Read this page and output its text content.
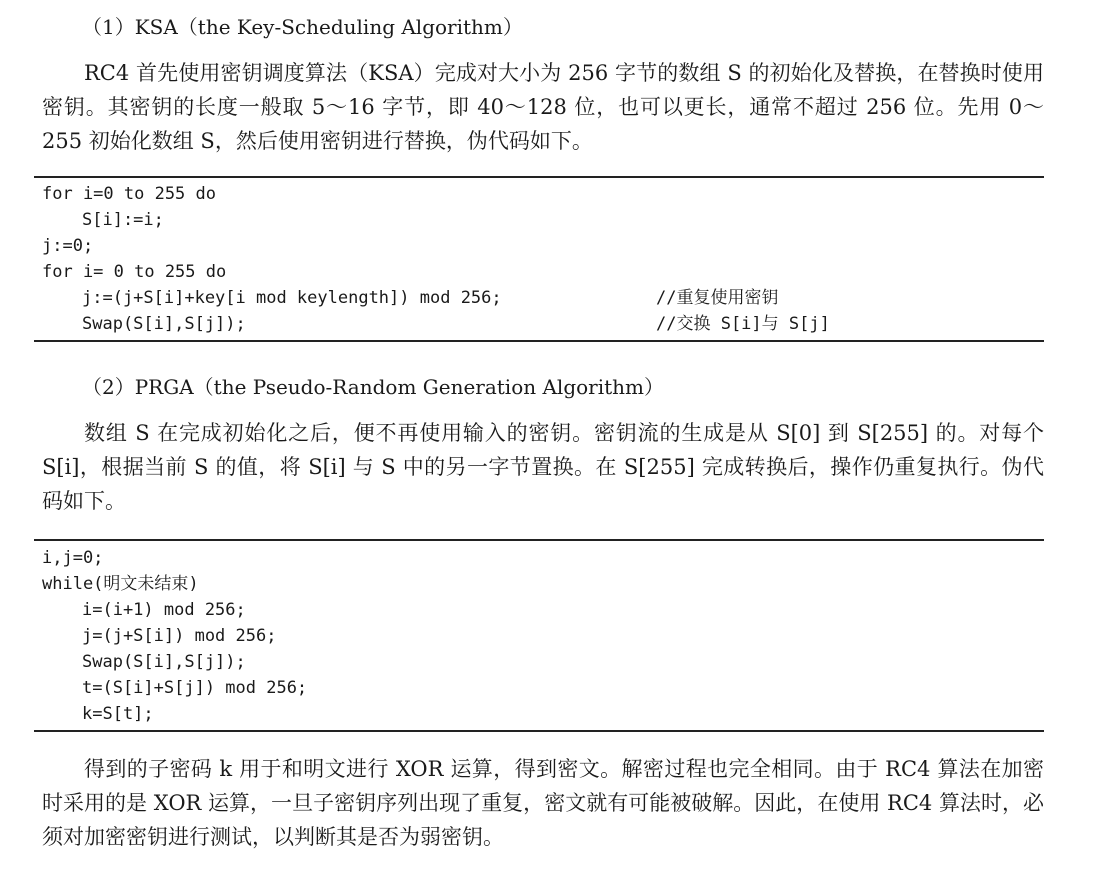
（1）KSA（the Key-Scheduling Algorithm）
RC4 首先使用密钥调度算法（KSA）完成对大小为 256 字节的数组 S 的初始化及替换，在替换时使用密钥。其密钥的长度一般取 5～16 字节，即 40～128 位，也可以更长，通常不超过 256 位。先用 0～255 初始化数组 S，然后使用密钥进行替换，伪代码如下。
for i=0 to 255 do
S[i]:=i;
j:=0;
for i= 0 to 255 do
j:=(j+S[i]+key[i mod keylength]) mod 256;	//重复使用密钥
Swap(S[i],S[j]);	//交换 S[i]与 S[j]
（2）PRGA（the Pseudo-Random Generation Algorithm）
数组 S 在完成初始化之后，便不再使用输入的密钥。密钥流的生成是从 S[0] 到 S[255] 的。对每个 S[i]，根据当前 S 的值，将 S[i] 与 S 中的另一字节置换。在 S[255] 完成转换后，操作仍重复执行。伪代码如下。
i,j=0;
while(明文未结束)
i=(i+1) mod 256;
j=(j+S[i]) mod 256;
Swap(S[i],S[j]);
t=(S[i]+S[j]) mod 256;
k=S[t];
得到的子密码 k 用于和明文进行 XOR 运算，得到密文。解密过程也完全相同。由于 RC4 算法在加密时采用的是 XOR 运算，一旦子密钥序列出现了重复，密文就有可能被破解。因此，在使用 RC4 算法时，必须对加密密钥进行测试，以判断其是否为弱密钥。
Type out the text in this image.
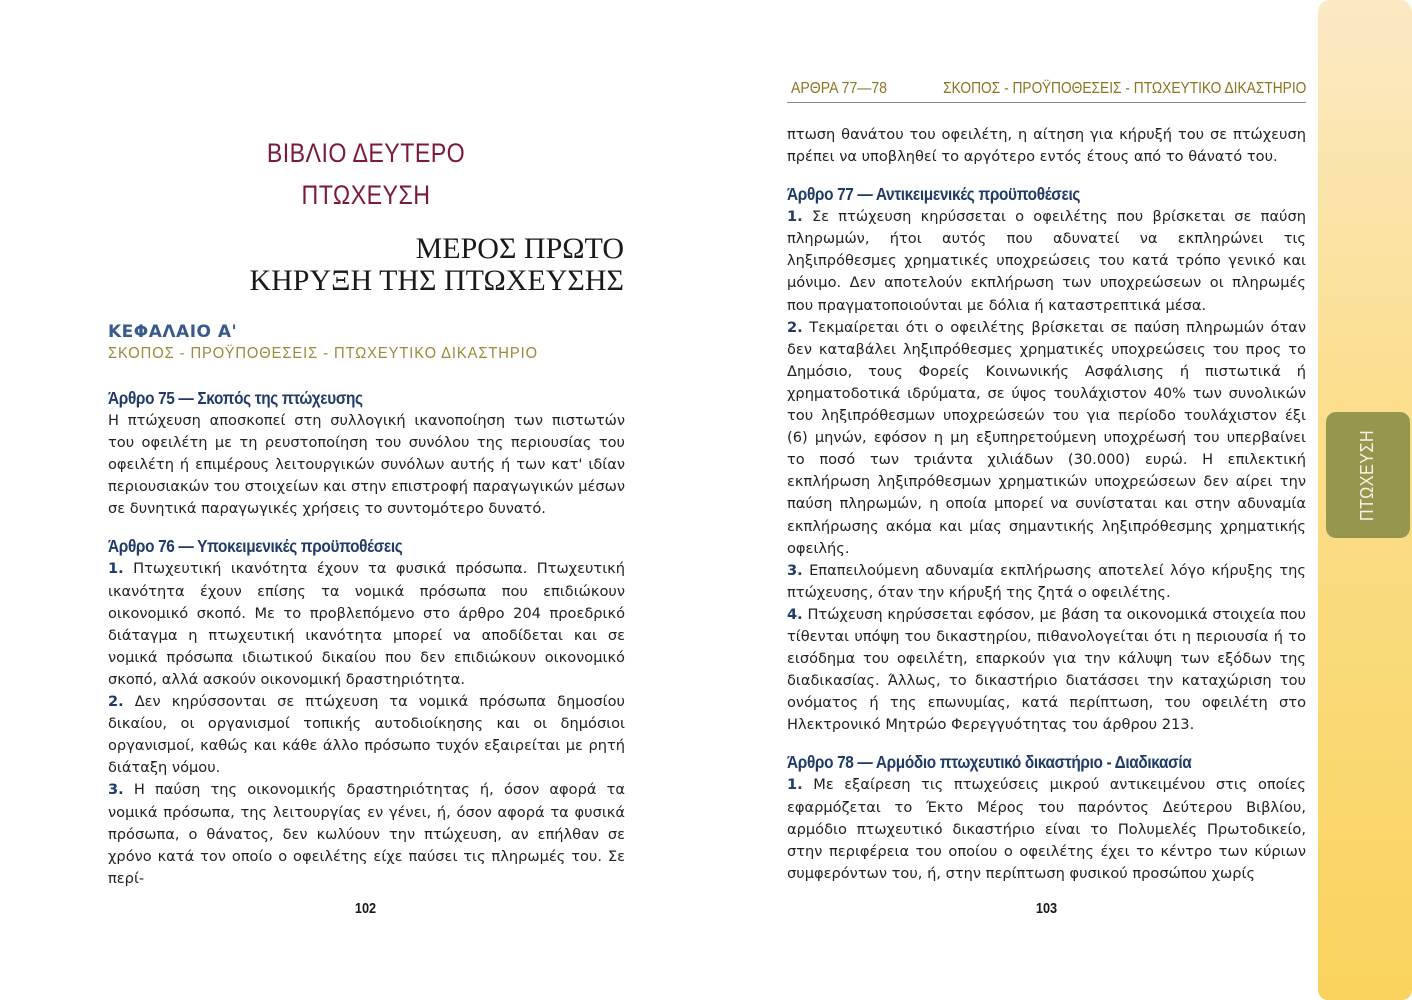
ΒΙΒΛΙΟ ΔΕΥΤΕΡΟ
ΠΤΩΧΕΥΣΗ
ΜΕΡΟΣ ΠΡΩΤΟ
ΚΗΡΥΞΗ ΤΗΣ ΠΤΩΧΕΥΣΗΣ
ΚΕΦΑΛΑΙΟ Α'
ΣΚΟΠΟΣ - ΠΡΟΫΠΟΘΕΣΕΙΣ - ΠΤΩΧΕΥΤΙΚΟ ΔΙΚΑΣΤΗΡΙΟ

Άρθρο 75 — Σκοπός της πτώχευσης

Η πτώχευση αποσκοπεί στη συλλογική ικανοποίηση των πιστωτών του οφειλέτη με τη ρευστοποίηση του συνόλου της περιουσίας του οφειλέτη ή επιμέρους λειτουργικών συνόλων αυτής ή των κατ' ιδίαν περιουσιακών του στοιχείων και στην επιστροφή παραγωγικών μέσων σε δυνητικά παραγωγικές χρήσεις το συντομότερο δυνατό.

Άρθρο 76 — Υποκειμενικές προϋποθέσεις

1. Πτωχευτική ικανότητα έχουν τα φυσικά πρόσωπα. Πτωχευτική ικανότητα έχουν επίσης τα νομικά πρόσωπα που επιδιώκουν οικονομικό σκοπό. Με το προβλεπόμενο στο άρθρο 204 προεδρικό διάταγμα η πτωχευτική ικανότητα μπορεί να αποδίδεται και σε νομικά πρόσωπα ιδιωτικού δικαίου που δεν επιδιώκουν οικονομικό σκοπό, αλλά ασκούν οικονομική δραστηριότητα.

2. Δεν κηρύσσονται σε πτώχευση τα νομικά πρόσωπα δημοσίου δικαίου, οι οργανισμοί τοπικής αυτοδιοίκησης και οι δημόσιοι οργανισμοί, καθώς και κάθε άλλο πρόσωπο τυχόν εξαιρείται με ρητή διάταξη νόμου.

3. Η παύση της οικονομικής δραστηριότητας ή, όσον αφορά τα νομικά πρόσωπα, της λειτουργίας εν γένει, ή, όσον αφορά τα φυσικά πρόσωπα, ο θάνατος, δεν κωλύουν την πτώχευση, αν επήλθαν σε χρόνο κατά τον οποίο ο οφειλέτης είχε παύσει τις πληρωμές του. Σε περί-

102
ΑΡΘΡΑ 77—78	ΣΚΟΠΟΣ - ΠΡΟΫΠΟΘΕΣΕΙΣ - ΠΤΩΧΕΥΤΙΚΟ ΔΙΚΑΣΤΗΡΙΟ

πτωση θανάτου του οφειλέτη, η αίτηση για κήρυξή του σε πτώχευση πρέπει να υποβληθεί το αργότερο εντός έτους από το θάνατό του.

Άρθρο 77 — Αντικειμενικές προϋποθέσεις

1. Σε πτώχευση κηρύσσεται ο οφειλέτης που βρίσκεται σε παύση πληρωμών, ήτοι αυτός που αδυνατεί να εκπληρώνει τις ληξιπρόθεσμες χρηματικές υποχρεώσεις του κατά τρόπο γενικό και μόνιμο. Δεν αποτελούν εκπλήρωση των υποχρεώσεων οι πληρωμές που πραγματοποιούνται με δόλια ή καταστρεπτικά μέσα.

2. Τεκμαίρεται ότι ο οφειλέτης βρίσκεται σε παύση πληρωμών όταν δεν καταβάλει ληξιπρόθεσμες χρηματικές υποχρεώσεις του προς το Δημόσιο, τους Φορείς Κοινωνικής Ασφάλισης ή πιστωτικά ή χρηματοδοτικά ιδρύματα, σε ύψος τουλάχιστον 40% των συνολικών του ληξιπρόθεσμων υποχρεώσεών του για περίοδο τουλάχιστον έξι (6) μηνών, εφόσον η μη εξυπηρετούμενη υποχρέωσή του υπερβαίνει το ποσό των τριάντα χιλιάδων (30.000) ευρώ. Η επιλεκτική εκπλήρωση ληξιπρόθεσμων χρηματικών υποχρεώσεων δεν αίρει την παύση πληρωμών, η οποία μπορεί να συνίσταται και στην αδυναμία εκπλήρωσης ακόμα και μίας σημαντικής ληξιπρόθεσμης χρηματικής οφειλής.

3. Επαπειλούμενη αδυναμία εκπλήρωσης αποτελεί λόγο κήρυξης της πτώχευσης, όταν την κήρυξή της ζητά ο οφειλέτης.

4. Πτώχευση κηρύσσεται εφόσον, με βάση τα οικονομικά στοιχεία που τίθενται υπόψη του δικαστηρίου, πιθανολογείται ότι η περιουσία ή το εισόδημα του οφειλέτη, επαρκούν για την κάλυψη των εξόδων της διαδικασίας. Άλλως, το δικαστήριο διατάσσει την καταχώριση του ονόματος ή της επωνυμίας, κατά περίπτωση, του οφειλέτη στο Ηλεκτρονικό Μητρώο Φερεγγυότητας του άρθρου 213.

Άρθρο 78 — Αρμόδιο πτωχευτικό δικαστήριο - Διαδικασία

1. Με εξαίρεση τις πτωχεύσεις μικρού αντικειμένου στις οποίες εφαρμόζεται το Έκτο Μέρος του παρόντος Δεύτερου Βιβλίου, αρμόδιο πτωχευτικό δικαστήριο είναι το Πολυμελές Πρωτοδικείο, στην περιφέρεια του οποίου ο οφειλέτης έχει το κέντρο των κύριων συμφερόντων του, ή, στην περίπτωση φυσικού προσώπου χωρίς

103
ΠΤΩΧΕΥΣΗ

◆ WHAT NEEDS TO BE DONE ◆
In the entries above, find every line holding the word "text" and copy it out.

◆ SOLVED PROBLEM ◆
Read this page and output its text content.
Type out the text in this image.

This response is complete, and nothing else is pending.